#### Requirement
Drop all pictures and repeat exactly the lines from the line holding "Extract the structured" through the end of the records.

Start of Recorded data

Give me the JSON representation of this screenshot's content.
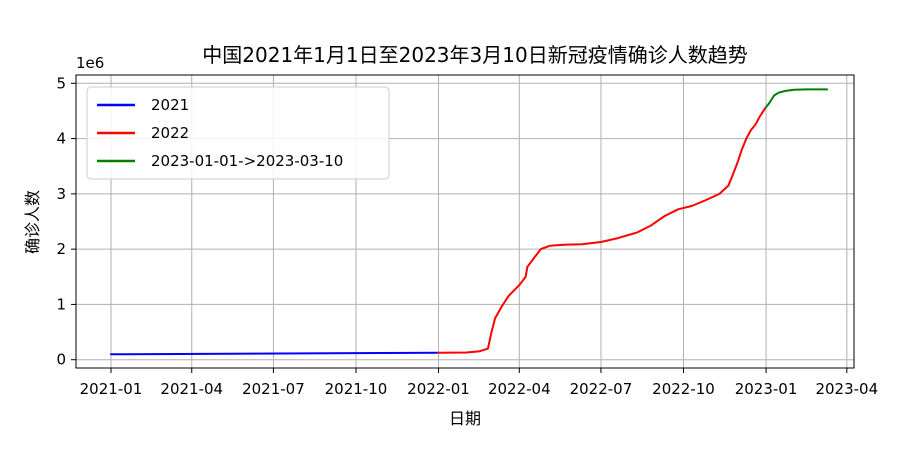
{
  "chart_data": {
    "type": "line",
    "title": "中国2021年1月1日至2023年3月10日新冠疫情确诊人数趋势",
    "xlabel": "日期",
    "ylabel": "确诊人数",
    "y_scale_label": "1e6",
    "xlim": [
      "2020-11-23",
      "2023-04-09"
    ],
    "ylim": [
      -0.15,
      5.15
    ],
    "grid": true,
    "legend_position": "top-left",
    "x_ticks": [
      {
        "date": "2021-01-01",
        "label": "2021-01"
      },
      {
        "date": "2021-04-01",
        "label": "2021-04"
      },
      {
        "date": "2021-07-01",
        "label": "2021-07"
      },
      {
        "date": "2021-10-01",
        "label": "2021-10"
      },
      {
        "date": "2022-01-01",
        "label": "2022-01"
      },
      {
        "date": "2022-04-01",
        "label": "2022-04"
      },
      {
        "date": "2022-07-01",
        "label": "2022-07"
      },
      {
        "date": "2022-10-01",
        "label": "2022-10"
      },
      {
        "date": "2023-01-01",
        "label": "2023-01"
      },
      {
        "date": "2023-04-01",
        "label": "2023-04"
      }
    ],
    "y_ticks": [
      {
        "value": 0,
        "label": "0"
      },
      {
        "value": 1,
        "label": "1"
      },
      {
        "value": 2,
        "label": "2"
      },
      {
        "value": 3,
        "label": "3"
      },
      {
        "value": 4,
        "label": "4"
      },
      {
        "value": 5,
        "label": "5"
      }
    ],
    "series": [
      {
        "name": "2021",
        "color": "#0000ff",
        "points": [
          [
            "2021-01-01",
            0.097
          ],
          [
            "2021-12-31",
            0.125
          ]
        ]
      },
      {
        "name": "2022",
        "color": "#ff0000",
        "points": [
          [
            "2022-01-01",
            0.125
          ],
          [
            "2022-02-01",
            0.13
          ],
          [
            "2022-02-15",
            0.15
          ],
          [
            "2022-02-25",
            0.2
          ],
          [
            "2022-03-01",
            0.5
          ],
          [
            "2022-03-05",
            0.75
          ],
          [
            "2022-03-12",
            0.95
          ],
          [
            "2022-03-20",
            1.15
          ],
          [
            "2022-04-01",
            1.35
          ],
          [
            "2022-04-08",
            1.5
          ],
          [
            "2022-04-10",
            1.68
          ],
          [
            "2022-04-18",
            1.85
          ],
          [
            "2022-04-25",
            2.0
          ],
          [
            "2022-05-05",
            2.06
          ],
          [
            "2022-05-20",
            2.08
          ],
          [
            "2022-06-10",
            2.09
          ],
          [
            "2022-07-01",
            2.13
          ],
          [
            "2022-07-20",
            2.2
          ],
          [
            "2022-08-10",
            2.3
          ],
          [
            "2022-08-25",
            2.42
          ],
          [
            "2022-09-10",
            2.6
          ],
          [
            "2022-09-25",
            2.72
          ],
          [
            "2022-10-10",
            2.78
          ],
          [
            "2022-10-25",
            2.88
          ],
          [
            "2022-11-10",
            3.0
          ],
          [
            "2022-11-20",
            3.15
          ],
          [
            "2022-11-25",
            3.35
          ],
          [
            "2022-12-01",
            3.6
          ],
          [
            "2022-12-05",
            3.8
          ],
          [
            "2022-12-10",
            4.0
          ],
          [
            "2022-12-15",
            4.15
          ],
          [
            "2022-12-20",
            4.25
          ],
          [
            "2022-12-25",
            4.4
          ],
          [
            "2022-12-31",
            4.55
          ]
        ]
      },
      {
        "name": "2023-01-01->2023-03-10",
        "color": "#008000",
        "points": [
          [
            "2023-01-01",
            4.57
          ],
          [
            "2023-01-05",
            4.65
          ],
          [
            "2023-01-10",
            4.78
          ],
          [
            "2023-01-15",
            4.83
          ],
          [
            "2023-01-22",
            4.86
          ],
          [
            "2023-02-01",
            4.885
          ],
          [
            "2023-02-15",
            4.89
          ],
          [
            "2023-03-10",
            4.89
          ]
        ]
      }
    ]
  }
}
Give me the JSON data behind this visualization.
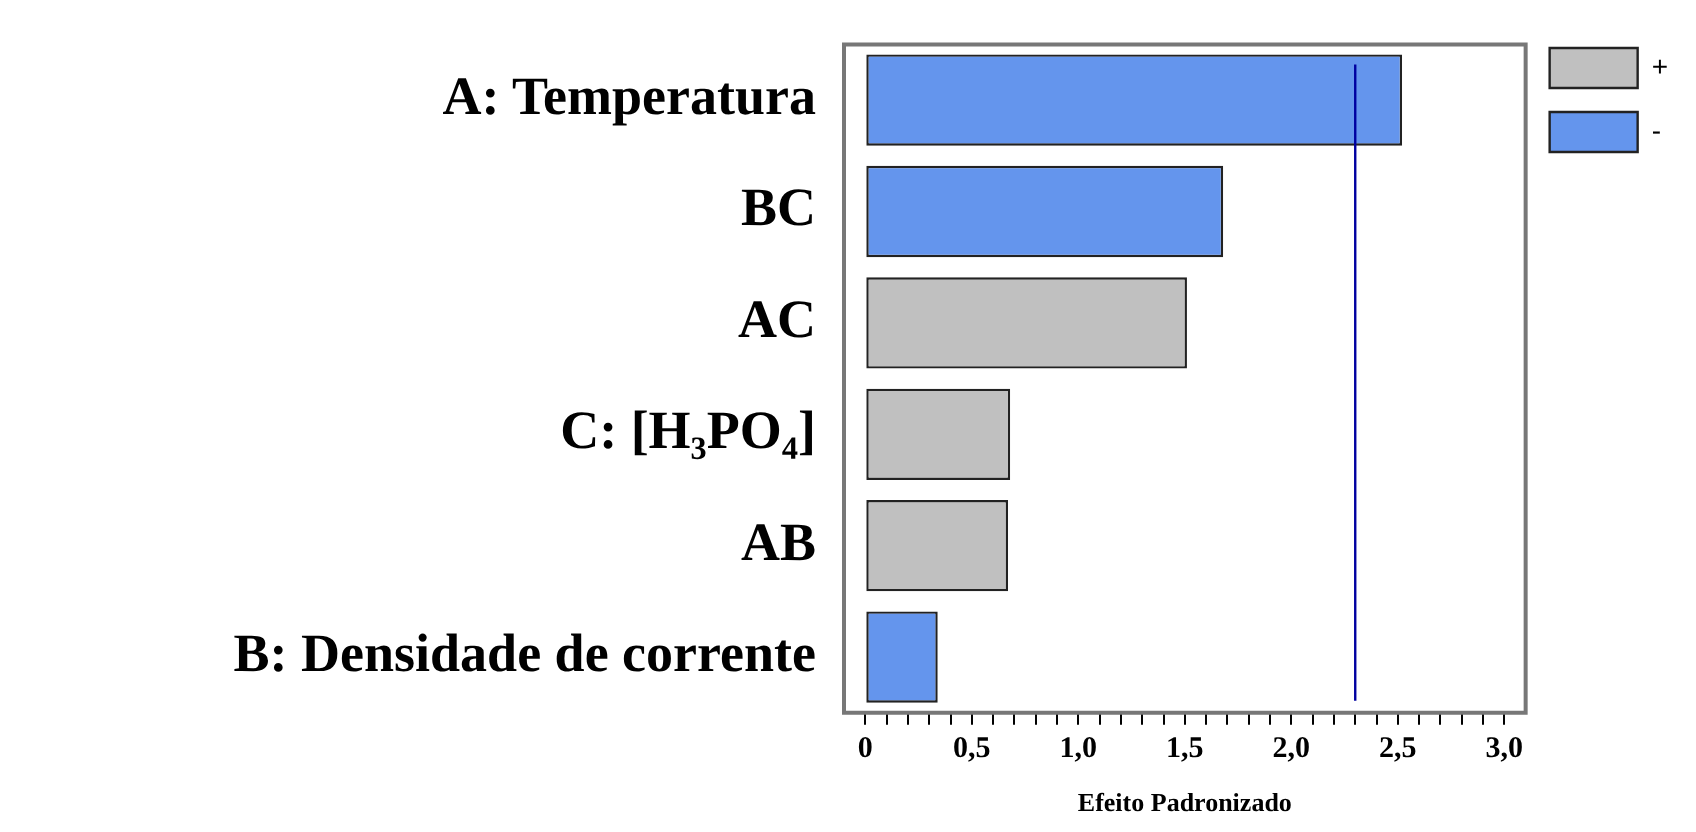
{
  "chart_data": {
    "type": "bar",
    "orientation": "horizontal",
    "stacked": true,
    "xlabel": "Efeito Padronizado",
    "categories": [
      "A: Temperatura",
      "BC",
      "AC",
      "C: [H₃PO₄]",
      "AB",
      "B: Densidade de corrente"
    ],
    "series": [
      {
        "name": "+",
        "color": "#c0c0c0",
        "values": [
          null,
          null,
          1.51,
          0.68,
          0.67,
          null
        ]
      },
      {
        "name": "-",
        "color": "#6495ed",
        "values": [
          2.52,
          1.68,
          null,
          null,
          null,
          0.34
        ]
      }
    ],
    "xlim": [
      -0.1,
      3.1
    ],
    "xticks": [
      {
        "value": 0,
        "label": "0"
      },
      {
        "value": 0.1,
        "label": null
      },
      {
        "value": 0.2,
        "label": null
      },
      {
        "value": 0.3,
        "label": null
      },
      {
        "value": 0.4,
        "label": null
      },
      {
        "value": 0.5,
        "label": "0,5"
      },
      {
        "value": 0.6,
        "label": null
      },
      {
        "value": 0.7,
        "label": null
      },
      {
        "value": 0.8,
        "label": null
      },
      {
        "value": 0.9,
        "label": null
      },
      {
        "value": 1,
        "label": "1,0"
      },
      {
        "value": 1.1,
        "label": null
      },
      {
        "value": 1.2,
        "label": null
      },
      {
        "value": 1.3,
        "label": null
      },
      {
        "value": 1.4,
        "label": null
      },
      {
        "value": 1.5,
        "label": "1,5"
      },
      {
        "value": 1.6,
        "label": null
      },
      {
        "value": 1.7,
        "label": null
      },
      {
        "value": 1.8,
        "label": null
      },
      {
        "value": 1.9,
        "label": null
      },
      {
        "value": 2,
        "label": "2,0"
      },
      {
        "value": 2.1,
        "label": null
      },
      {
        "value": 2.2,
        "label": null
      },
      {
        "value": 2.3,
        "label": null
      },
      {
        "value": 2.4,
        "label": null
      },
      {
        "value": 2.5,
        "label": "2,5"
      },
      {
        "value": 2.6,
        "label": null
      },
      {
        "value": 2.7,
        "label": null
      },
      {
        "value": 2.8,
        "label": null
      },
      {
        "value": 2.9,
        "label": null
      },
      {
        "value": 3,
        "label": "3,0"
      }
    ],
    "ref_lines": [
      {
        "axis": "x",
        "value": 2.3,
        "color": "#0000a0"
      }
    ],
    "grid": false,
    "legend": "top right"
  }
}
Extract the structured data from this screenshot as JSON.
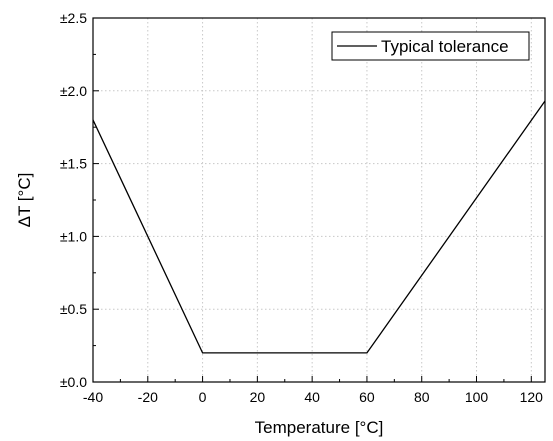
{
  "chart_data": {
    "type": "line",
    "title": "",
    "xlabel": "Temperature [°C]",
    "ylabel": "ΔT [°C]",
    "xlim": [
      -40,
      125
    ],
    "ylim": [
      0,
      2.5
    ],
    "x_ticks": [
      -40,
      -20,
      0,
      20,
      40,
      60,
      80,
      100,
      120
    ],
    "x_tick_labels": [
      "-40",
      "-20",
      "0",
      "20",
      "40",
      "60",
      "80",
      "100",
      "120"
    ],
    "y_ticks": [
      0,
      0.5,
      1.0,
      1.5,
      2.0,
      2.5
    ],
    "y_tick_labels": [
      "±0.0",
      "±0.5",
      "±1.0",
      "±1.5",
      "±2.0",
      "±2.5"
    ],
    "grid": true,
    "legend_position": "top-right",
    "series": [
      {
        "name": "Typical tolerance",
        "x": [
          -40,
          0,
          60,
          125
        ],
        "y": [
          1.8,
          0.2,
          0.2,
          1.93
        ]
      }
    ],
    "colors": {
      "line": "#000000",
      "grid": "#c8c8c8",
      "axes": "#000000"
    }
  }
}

End of Recorded data

#### Correct output
Extract the structured data from this screenshot as JSON.
{
  "chart_data": {
    "type": "line",
    "title": "",
    "xlabel": "Temperature [°C]",
    "ylabel": "ΔT [°C]",
    "xlim": [
      -40,
      125
    ],
    "ylim": [
      0,
      2.5
    ],
    "x_ticks": [
      -40,
      -20,
      0,
      20,
      40,
      60,
      80,
      100,
      120
    ],
    "x_tick_labels": [
      "-40",
      "-20",
      "0",
      "20",
      "40",
      "60",
      "80",
      "100",
      "120"
    ],
    "y_ticks": [
      0,
      0.5,
      1.0,
      1.5,
      2.0,
      2.5
    ],
    "y_tick_labels": [
      "±0.0",
      "±0.5",
      "±1.0",
      "±1.5",
      "±2.0",
      "±2.5"
    ],
    "grid": true,
    "legend_position": "top-right",
    "series": [
      {
        "name": "Typical tolerance",
        "x": [
          -40,
          0,
          60,
          125
        ],
        "y": [
          1.8,
          0.2,
          0.2,
          1.93
        ]
      }
    ],
    "colors": {
      "line": "#000000",
      "grid": "#c8c8c8",
      "axes": "#000000"
    }
  }
}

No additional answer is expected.